--- START Extracted data ---
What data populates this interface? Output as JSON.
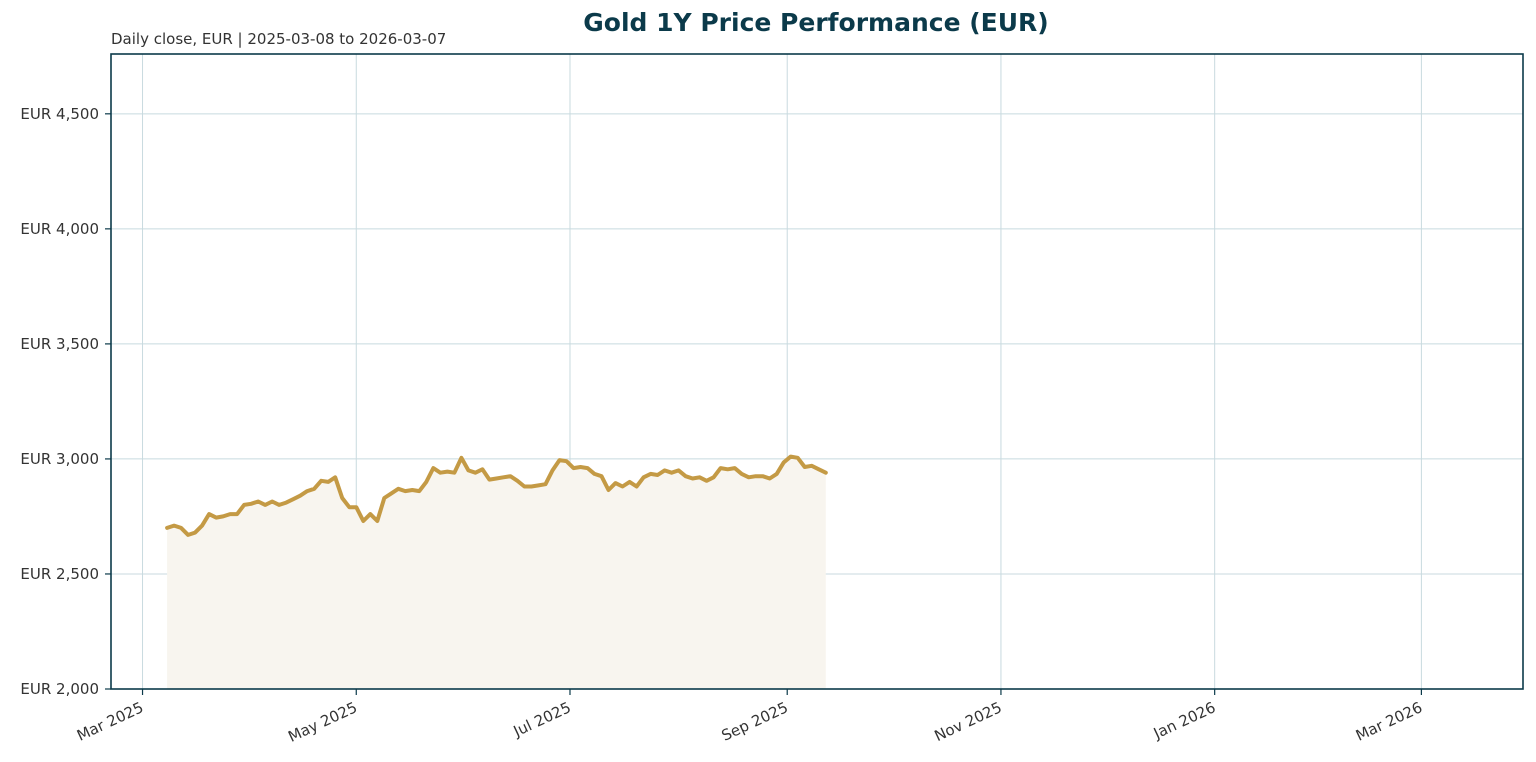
{
  "chart_data": {
    "type": "area",
    "title": "Gold 1Y Price Performance (EUR)",
    "subtitle": "Daily close, EUR | 2025-03-08 to 2026-03-07",
    "xlabel": "",
    "ylabel": "",
    "x_axis": {
      "type": "date",
      "range": [
        "2025-02-20",
        "2026-03-30"
      ],
      "ticks": [
        {
          "date": "2025-03-01",
          "label": "Mar 2025"
        },
        {
          "date": "2025-05-01",
          "label": "May 2025"
        },
        {
          "date": "2025-07-01",
          "label": "Jul 2025"
        },
        {
          "date": "2025-09-01",
          "label": "Sep 2025"
        },
        {
          "date": "2025-11-01",
          "label": "Nov 2025"
        },
        {
          "date": "2026-01-01",
          "label": "Jan 2026"
        },
        {
          "date": "2026-03-01",
          "label": "Mar 2026"
        }
      ]
    },
    "y_axis": {
      "range": [
        2000,
        4760
      ],
      "ticks": [
        {
          "value": 2000,
          "label": "EUR 2,000"
        },
        {
          "value": 2500,
          "label": "EUR 2,500"
        },
        {
          "value": 3000,
          "label": "EUR 3,000"
        },
        {
          "value": 3500,
          "label": "EUR 3,500"
        },
        {
          "value": 4000,
          "label": "EUR 4,000"
        },
        {
          "value": 4500,
          "label": "EUR 4,500"
        }
      ]
    },
    "grid": true,
    "legend": "none",
    "colors": {
      "line": "#c49a45",
      "fill": "#f8f5ef",
      "grid": "#c8dadf",
      "axes": "#0b3a4a",
      "title": "#0b3a4a"
    },
    "series": [
      {
        "values": [
          [
            "2025-03-08",
            2700
          ],
          [
            "2025-03-10",
            2710
          ],
          [
            "2025-03-12",
            2700
          ],
          [
            "2025-03-14",
            2670
          ],
          [
            "2025-03-16",
            2680
          ],
          [
            "2025-03-18",
            2710
          ],
          [
            "2025-03-20",
            2760
          ],
          [
            "2025-03-22",
            2745
          ],
          [
            "2025-03-24",
            2750
          ],
          [
            "2025-03-26",
            2760
          ],
          [
            "2025-03-28",
            2760
          ],
          [
            "2025-03-30",
            2800
          ],
          [
            "2025-04-01",
            2805
          ],
          [
            "2025-04-03",
            2815
          ],
          [
            "2025-04-05",
            2800
          ],
          [
            "2025-04-07",
            2815
          ],
          [
            "2025-04-09",
            2800
          ],
          [
            "2025-04-11",
            2810
          ],
          [
            "2025-04-13",
            2825
          ],
          [
            "2025-04-15",
            2840
          ],
          [
            "2025-04-17",
            2860
          ],
          [
            "2025-04-19",
            2870
          ],
          [
            "2025-04-21",
            2905
          ],
          [
            "2025-04-23",
            2900
          ],
          [
            "2025-04-25",
            2920
          ],
          [
            "2025-04-27",
            2830
          ],
          [
            "2025-04-29",
            2790
          ],
          [
            "2025-05-01",
            2790
          ],
          [
            "2025-05-03",
            2730
          ],
          [
            "2025-05-05",
            2760
          ],
          [
            "2025-05-07",
            2730
          ],
          [
            "2025-05-09",
            2830
          ],
          [
            "2025-05-11",
            2850
          ],
          [
            "2025-05-13",
            2870
          ],
          [
            "2025-05-15",
            2860
          ],
          [
            "2025-05-17",
            2865
          ],
          [
            "2025-05-19",
            2860
          ],
          [
            "2025-05-21",
            2900
          ],
          [
            "2025-05-23",
            2960
          ],
          [
            "2025-05-25",
            2940
          ],
          [
            "2025-05-27",
            2945
          ],
          [
            "2025-05-29",
            2940
          ],
          [
            "2025-05-31",
            3005
          ],
          [
            "2025-06-02",
            2950
          ],
          [
            "2025-06-04",
            2940
          ],
          [
            "2025-06-06",
            2955
          ],
          [
            "2025-06-08",
            2910
          ],
          [
            "2025-06-10",
            2915
          ],
          [
            "2025-06-12",
            2920
          ],
          [
            "2025-06-14",
            2925
          ],
          [
            "2025-06-16",
            2905
          ],
          [
            "2025-06-18",
            2880
          ],
          [
            "2025-06-20",
            2880
          ],
          [
            "2025-06-22",
            2885
          ],
          [
            "2025-06-24",
            2890
          ],
          [
            "2025-06-26",
            2950
          ],
          [
            "2025-06-28",
            2995
          ],
          [
            "2025-06-30",
            2990
          ],
          [
            "2025-07-02",
            2960
          ],
          [
            "2025-07-04",
            2965
          ],
          [
            "2025-07-06",
            2960
          ],
          [
            "2025-07-08",
            2935
          ],
          [
            "2025-07-10",
            2925
          ],
          [
            "2025-07-12",
            2865
          ],
          [
            "2025-07-14",
            2895
          ],
          [
            "2025-07-16",
            2880
          ],
          [
            "2025-07-18",
            2900
          ],
          [
            "2025-07-20",
            2880
          ],
          [
            "2025-07-22",
            2920
          ],
          [
            "2025-07-24",
            2935
          ],
          [
            "2025-07-26",
            2930
          ],
          [
            "2025-07-28",
            2950
          ],
          [
            "2025-07-30",
            2940
          ],
          [
            "2025-08-01",
            2950
          ],
          [
            "2025-08-03",
            2925
          ],
          [
            "2025-08-05",
            2915
          ],
          [
            "2025-08-07",
            2920
          ],
          [
            "2025-08-09",
            2905
          ],
          [
            "2025-08-11",
            2920
          ],
          [
            "2025-08-13",
            2960
          ],
          [
            "2025-08-15",
            2955
          ],
          [
            "2025-08-17",
            2960
          ],
          [
            "2025-08-19",
            2935
          ],
          [
            "2025-08-21",
            2920
          ],
          [
            "2025-08-23",
            2925
          ],
          [
            "2025-08-25",
            2925
          ],
          [
            "2025-08-27",
            2915
          ],
          [
            "2025-08-29",
            2935
          ],
          [
            "2025-08-31",
            2985
          ],
          [
            "2025-09-02",
            3010
          ],
          [
            "2025-09-04",
            3005
          ],
          [
            "2025-09-06",
            2965
          ],
          [
            "2025-09-08",
            2970
          ],
          [
            "2025-09-10",
            2955
          ],
          [
            "2025-09-12",
            2940
          ]
        ]
      }
    ]
  }
}
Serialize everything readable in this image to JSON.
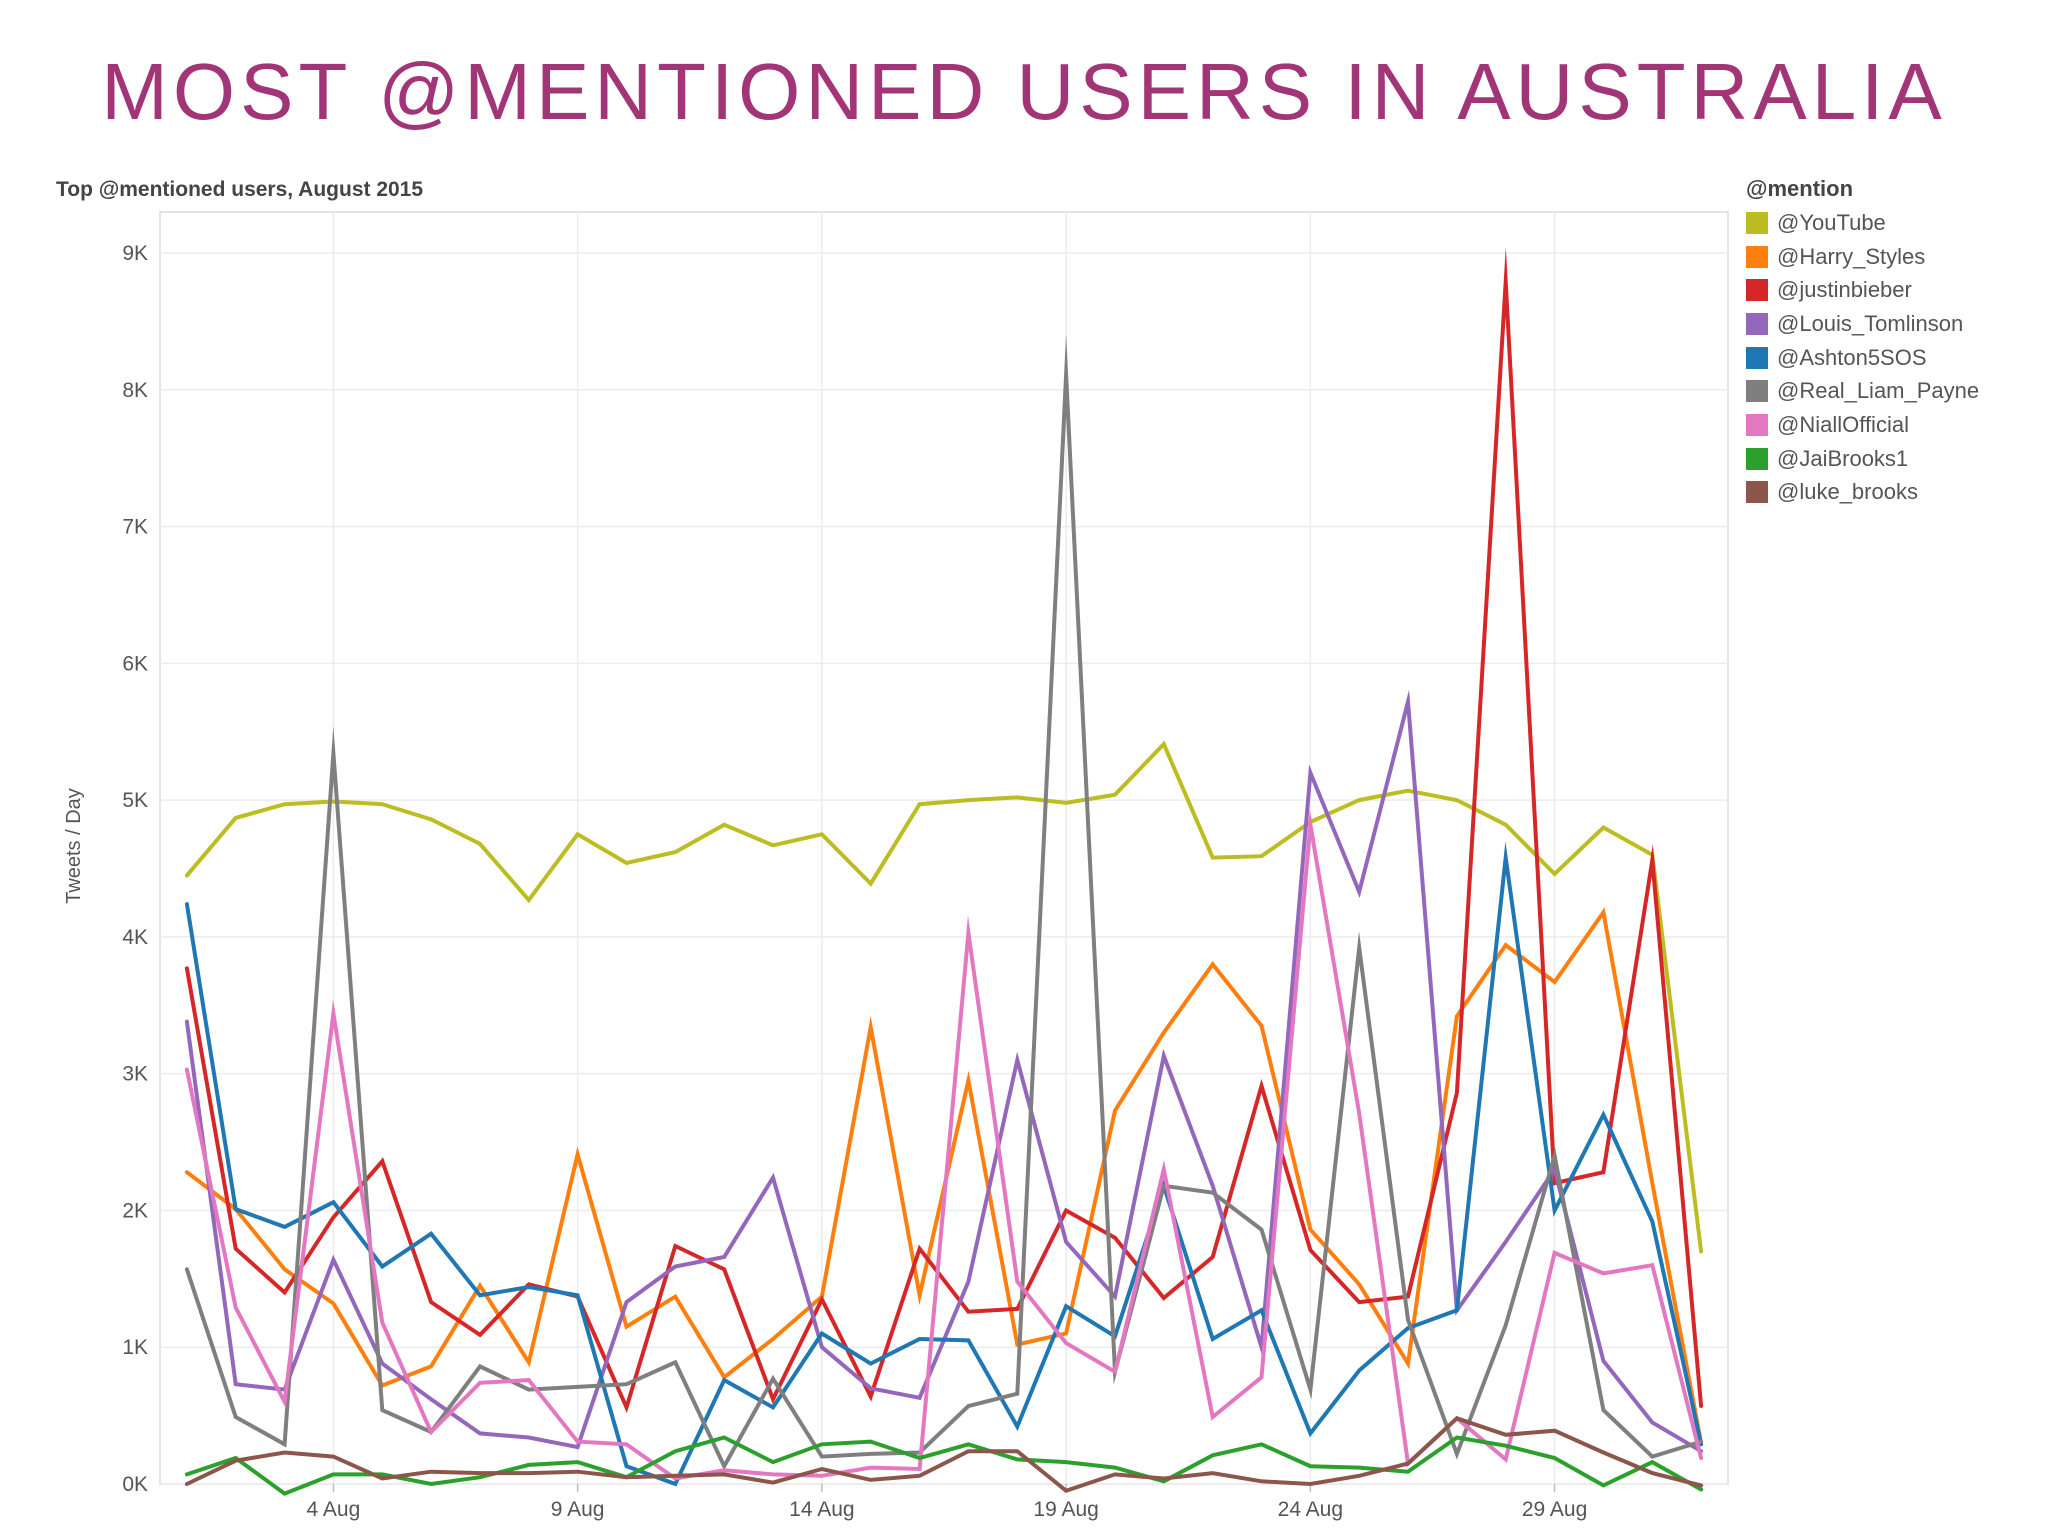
{
  "page": {
    "title": "MOST @MENTIONED USERS IN AUSTRALIA"
  },
  "chart_data": {
    "type": "line",
    "title": "Top @mentioned users, August 2015",
    "xlabel": "",
    "ylabel": "Tweets / Day",
    "ylim": [
      0,
      9300
    ],
    "yticks": [
      0,
      1000,
      2000,
      3000,
      4000,
      5000,
      6000,
      7000,
      8000,
      9000
    ],
    "ytick_labels": [
      "0K",
      "1K",
      "2K",
      "3K",
      "4K",
      "5K",
      "6K",
      "7K",
      "8K",
      "9K"
    ],
    "x_days": [
      1,
      2,
      3,
      4,
      5,
      6,
      7,
      8,
      9,
      10,
      11,
      12,
      13,
      14,
      15,
      16,
      17,
      18,
      19,
      20,
      21,
      22,
      23,
      24,
      25,
      26,
      27,
      28,
      29,
      30,
      31,
      32
    ],
    "xlim": [
      0.45,
      32.55
    ],
    "xticks": [
      4,
      9,
      14,
      19,
      24,
      29
    ],
    "xtick_labels": [
      "4 Aug",
      "9 Aug",
      "14 Aug",
      "19 Aug",
      "24 Aug",
      "29 Aug"
    ],
    "legend_title": "@mention",
    "legend_position": "right",
    "grid": true,
    "series": [
      {
        "name": "@YouTube",
        "color": "#bcbd22",
        "values": [
          4450,
          4870,
          4970,
          4990,
          4970,
          4860,
          4680,
          4270,
          4750,
          4540,
          4620,
          4820,
          4670,
          4750,
          4390,
          4970,
          5000,
          5020,
          4980,
          5040,
          5410,
          4580,
          4590,
          4840,
          5000,
          5070,
          5000,
          4820,
          4460,
          4800,
          4600,
          1700
        ]
      },
      {
        "name": "@Harry_Styles",
        "color": "#ff7f0e",
        "values": [
          2280,
          2010,
          1570,
          1320,
          720,
          860,
          1450,
          890,
          2410,
          1150,
          1370,
          780,
          1060,
          1370,
          3340,
          1380,
          2950,
          1020,
          1100,
          2730,
          3300,
          3800,
          3350,
          1860,
          1460,
          880,
          3420,
          3940,
          3670,
          4180,
          2200,
          300
        ]
      },
      {
        "name": "@justinbieber",
        "color": "#d62728",
        "values": [
          3770,
          1720,
          1400,
          1950,
          2360,
          1330,
          1090,
          1460,
          1370,
          560,
          1740,
          1570,
          620,
          1350,
          640,
          1720,
          1260,
          1280,
          2000,
          1800,
          1360,
          1660,
          2910,
          1710,
          1330,
          1370,
          2860,
          8790,
          2200,
          2280,
          4560,
          570
        ]
      },
      {
        "name": "@Louis_Tomlinson",
        "color": "#9467bd",
        "values": [
          3380,
          730,
          690,
          1640,
          880,
          620,
          370,
          340,
          270,
          1330,
          1590,
          1660,
          2240,
          1000,
          700,
          630,
          1480,
          3100,
          1770,
          1370,
          3130,
          2180,
          1000,
          5200,
          4330,
          5720,
          1270,
          1770,
          2300,
          900,
          450,
          240
        ]
      },
      {
        "name": "@Ashton5SOS",
        "color": "#1f77b4",
        "values": [
          4240,
          2010,
          1880,
          2060,
          1590,
          1830,
          1380,
          1440,
          1380,
          130,
          0,
          760,
          560,
          1100,
          880,
          1060,
          1050,
          420,
          1300,
          1080,
          2180,
          1060,
          1270,
          370,
          830,
          1140,
          1270,
          4580,
          2000,
          2700,
          1920,
          290
        ]
      },
      {
        "name": "@Real_Liam_Payne",
        "color": "#7f7f7f",
        "values": [
          1570,
          490,
          290,
          5340,
          540,
          380,
          860,
          690,
          710,
          730,
          890,
          130,
          770,
          200,
          220,
          230,
          570,
          660,
          8110,
          820,
          2180,
          2130,
          1860,
          690,
          3920,
          1200,
          220,
          1160,
          2400,
          540,
          200,
          310
        ]
      },
      {
        "name": "@NiallOfficial",
        "color": "#e377c2",
        "values": [
          3030,
          1290,
          600,
          3440,
          1180,
          380,
          740,
          760,
          310,
          290,
          40,
          100,
          70,
          60,
          120,
          110,
          4030,
          1480,
          1030,
          820,
          2300,
          490,
          780,
          4820,
          2710,
          150,
          480,
          180,
          1690,
          1540,
          1600,
          190
        ]
      },
      {
        "name": "@JaiBrooks1",
        "color": "#2ca02c",
        "values": [
          70,
          190,
          -70,
          70,
          70,
          0,
          50,
          140,
          160,
          50,
          240,
          340,
          160,
          290,
          310,
          190,
          290,
          180,
          160,
          120,
          20,
          210,
          290,
          130,
          120,
          90,
          340,
          280,
          190,
          -10,
          160,
          -40
        ]
      },
      {
        "name": "@luke_brooks",
        "color": "#8c564b",
        "values": [
          0,
          170,
          230,
          200,
          40,
          90,
          80,
          80,
          90,
          50,
          60,
          70,
          10,
          110,
          30,
          60,
          240,
          240,
          -50,
          70,
          40,
          80,
          20,
          0,
          60,
          150,
          480,
          360,
          390,
          230,
          80,
          -10
        ]
      }
    ]
  }
}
--- END Extracted data ---
Required work
Show every line in the records above that contains the word "JSON".

Reply
What data populates this interface? Output as JSON.
Serialize everything readable in this image to JSON.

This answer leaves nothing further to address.